[START OF PROVIDED DATA]

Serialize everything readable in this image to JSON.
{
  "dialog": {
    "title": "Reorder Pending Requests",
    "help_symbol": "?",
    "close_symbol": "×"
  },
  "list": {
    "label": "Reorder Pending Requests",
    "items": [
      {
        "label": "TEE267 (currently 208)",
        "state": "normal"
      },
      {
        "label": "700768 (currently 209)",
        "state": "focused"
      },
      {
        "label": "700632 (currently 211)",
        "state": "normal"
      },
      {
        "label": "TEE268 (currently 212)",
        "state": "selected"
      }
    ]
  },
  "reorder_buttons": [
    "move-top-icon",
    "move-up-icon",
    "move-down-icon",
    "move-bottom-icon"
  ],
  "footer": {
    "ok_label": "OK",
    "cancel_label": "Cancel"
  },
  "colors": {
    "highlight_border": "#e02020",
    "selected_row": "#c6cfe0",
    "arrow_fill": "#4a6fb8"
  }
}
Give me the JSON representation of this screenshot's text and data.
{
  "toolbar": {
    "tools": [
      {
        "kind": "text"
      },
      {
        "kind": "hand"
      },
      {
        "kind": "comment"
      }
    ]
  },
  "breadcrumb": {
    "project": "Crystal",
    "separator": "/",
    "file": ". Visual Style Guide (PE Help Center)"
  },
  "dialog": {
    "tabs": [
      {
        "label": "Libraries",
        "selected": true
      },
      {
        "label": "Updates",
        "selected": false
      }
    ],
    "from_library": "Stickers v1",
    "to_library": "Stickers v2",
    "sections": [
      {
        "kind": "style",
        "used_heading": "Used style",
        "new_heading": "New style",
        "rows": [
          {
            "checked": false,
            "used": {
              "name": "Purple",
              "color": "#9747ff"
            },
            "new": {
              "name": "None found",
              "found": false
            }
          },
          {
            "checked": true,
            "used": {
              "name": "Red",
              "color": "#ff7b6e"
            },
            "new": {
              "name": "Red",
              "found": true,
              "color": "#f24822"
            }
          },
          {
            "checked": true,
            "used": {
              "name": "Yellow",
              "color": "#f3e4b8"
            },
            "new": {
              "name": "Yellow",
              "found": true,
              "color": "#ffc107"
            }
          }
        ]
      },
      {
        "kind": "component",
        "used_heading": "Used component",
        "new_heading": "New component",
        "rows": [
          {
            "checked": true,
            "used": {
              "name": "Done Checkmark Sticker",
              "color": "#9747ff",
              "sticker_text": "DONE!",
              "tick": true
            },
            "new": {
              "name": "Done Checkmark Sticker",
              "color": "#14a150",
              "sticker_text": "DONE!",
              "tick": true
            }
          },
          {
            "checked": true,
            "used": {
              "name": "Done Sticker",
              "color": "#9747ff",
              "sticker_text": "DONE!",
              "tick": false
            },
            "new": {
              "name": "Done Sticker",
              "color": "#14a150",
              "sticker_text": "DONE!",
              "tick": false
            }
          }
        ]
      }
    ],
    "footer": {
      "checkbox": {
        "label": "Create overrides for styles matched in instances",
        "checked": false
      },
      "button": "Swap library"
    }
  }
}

[END OF PROVIDED DATA]

BRIEF ▸
Show the lines of the records that contain the word "state".

SOLUTION TO THE PROBLEM ▸
        "state": "normal"
        "state": "focused"
        "state": "normal"
        "state": "selected"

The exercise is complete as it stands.